Reproduce the listing word for word. Skip any image.

• **TASK DATA**
>>>

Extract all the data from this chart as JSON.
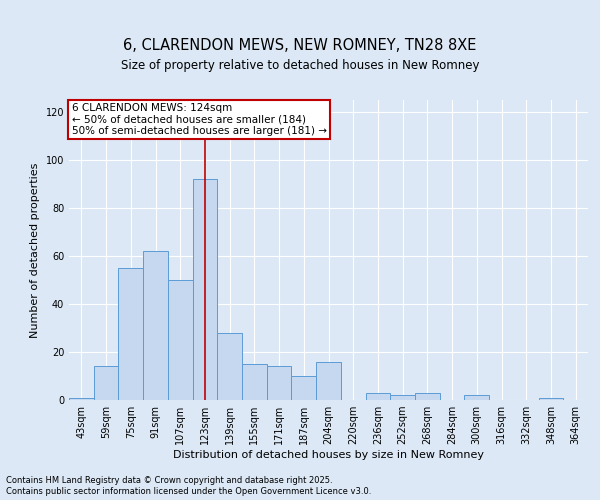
{
  "title": "6, CLARENDON MEWS, NEW ROMNEY, TN28 8XE",
  "subtitle": "Size of property relative to detached houses in New Romney",
  "xlabel": "Distribution of detached houses by size in New Romney",
  "ylabel": "Number of detached properties",
  "categories": [
    "43sqm",
    "59sqm",
    "75sqm",
    "91sqm",
    "107sqm",
    "123sqm",
    "139sqm",
    "155sqm",
    "171sqm",
    "187sqm",
    "204sqm",
    "220sqm",
    "236sqm",
    "252sqm",
    "268sqm",
    "284sqm",
    "300sqm",
    "316sqm",
    "332sqm",
    "348sqm",
    "364sqm"
  ],
  "values": [
    1,
    14,
    55,
    62,
    50,
    92,
    28,
    15,
    14,
    10,
    16,
    0,
    3,
    2,
    3,
    0,
    2,
    0,
    0,
    1,
    0
  ],
  "bar_color": "#c5d8f0",
  "bar_edge_color": "#5b9bd5",
  "highlight_index": 5,
  "highlight_color": "#c00000",
  "ylim": [
    0,
    125
  ],
  "yticks": [
    0,
    20,
    40,
    60,
    80,
    100,
    120
  ],
  "annotation_text": "6 CLARENDON MEWS: 124sqm\n← 50% of detached houses are smaller (184)\n50% of semi-detached houses are larger (181) →",
  "footer_line1": "Contains HM Land Registry data © Crown copyright and database right 2025.",
  "footer_line2": "Contains public sector information licensed under the Open Government Licence v3.0.",
  "bg_color": "#dce8f5",
  "plot_bg_color": "#dce8f5",
  "title_fontsize": 10.5,
  "subtitle_fontsize": 8.5,
  "ylabel_fontsize": 8,
  "xlabel_fontsize": 8,
  "tick_fontsize": 7,
  "annotation_fontsize": 7.5,
  "footer_fontsize": 6.0
}
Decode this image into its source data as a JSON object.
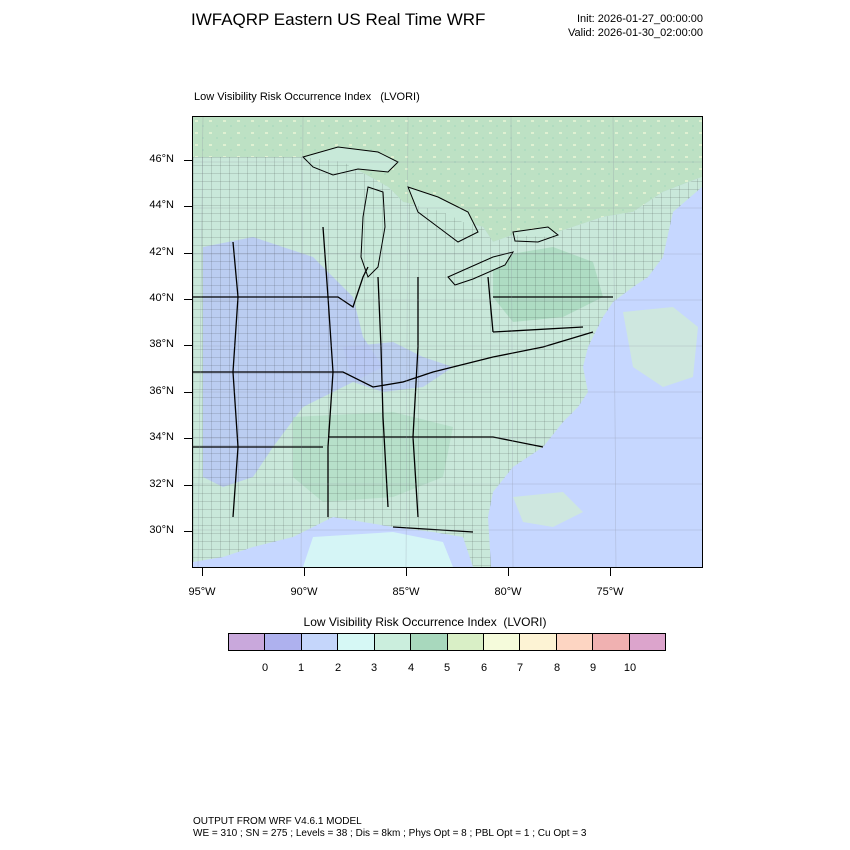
{
  "header": {
    "title": "IWFAQRP Eastern US Real Time WRF",
    "init": "Init: 2026-01-27_00:00:00",
    "valid": "Valid: 2026-01-30_02:00:00"
  },
  "map": {
    "field_title": "Low Visibility Risk Occurrence Index   (LVORI)",
    "lat_labels": [
      "46°N",
      "44°N",
      "42°N",
      "40°N",
      "38°N",
      "36°N",
      "34°N",
      "32°N",
      "30°N"
    ],
    "lon_labels": [
      "95°W",
      "90°W",
      "85°W",
      "80°W",
      "75°W"
    ],
    "colors": {
      "ocean": "#c6d7ff",
      "land_low": "#c9e8da",
      "great_lakes": "#c8e9d9",
      "canada": "#bde1c4",
      "boundaries": "#000000"
    }
  },
  "legend": {
    "title": "Low Visibility Risk Occurrence Index  (LVORI)",
    "labels": [
      "0",
      "1",
      "2",
      "3",
      "4",
      "5",
      "6",
      "7",
      "8",
      "9",
      "10"
    ],
    "colors": [
      "#c9a8dc",
      "#aeb1ee",
      "#c5d6fb",
      "#d6f8f5",
      "#cbeedd",
      "#a8d8bd",
      "#d9efc6",
      "#f5fbdb",
      "#fdf3d4",
      "#fdd5c2",
      "#f0b1b1",
      "#dca4cc"
    ]
  },
  "footer": {
    "line1": "OUTPUT FROM WRF V4.6.1 MODEL",
    "line2": "WE = 310 ; SN = 275 ; Levels = 38 ; Dis = 8km ; Phys Opt = 8 ; PBL Opt = 1 ; Cu Opt = 3"
  }
}
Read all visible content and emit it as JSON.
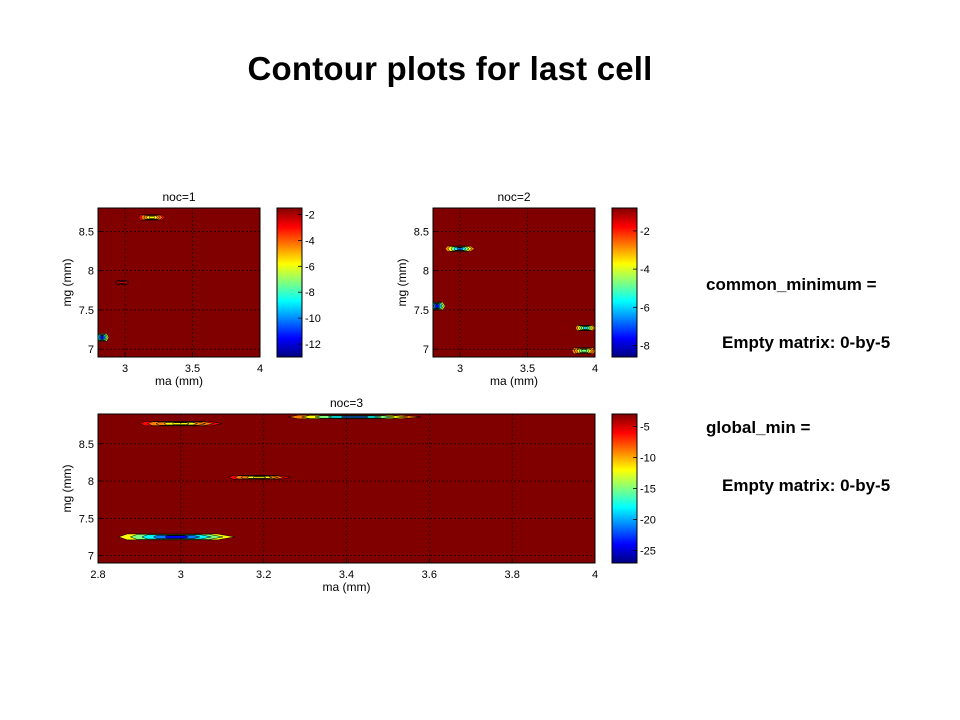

<<<

• **RESULT**
Extract all the data from this chart as JSON.
{
  "title": "6, CLARENDON MEWS, NEW ROMNEY, TN28 8XE",
  "subtitle": "Size of property relative to detached houses in New Romney",
  "xlabel": "Distribution of detached houses by size in New Romney",
  "ylabel": "Number of detached properties",
  "categories": [
    "43sqm",
    "59sqm",
    "75sqm",
    "91sqm",
    "107sqm",
    "123sqm",
    "139sqm",
    "155sqm",
    "171sqm",
    "187sqm",
    "204sqm",
    "220sqm",
    "236sqm",
    "252sqm",
    "268sqm",
    "284sqm",
    "300sqm",
    "316sqm",
    "332sqm",
    "348sqm",
    "364sqm"
  ],
  "values": [
    1,
    14,
    55,
    62,
    50,
    92,
    28,
    15,
    14,
    10,
    16,
    0,
    3,
    2,
    3,
    0,
    2,
    0,
    0,
    1,
    0
  ],
  "bar_color": "#c5d8f0",
  "bar_edge_color": "#5b9bd5",
  "highlight_index": 5,
  "highlight_color": "#c00000",
  "ylim": [
    0,
    125
  ],
  "yticks": [
    0,
    20,
    40,
    60,
    80,
    100,
    120
  ],
  "annotation_text": "6 CLARENDON MEWS: 124sqm\n← 50% of detached houses are smaller (184)\n50% of semi-detached houses are larger (181) →",
  "footer_line1": "Contains HM Land Registry data © Crown copyright and database right 2025.",
  "footer_line2": "Contains public sector information licensed under the Open Government Licence v3.0.",
  "bg_color": "#dce8f5",
  "plot_bg_color": "#dce8f5",
  "title_fontsize": 10.5,
  "subtitle_fontsize": 8.5,
  "ylabel_fontsize": 8,
  "xlabel_fontsize": 8,
  "tick_fontsize": 7,
  "annotation_fontsize": 7.5,
  "footer_fontsize": 6.0
}
Decode this image into its source data as a JSON object.
{
  "header": {
    "title": "IWFAQRP Eastern US Real Time WRF",
    "init": "Init: 2026-01-27_00:00:00",
    "valid": "Valid: 2026-01-30_02:00:00"
  },
  "map": {
    "field_title": "Low Visibility Risk Occurrence Index   (LVORI)",
    "lat_labels": [
      "46°N",
      "44°N",
      "42°N",
      "40°N",
      "38°N",
      "36°N",
      "34°N",
      "32°N",
      "30°N"
    ],
    "lon_labels": [
      "95°W",
      "90°W",
      "85°W",
      "80°W",
      "75°W"
    ],
    "colors": {
      "ocean": "#c6d7ff",
      "land_low": "#c9e8da",
      "great_lakes": "#c8e9d9",
      "canada": "#bde1c4",
      "boundaries": "#000000"
    }
  },
  "legend": {
    "title": "Low Visibility Risk Occurrence Index  (LVORI)",
    "labels": [
      "0",
      "1",
      "2",
      "3",
      "4",
      "5",
      "6",
      "7",
      "8",
      "9",
      "10"
    ],
    "colors": [
      "#c9a8dc",
      "#aeb1ee",
      "#c5d6fb",
      "#d6f8f5",
      "#cbeedd",
      "#a8d8bd",
      "#d9efc6",
      "#f5fbdb",
      "#fdf3d4",
      "#fdd5c2",
      "#f0b1b1",
      "#dca4cc"
    ]
  },
  "footer": {
    "line1": "OUTPUT FROM WRF V4.6.1 MODEL",
    "line2": "WE = 310 ; SN = 275 ; Levels = 38 ; Dis = 8km ; Phys Opt = 8 ; PBL Opt = 1 ; Cu Opt = 3"
  }
}
Read all visible content and emit it as JSON.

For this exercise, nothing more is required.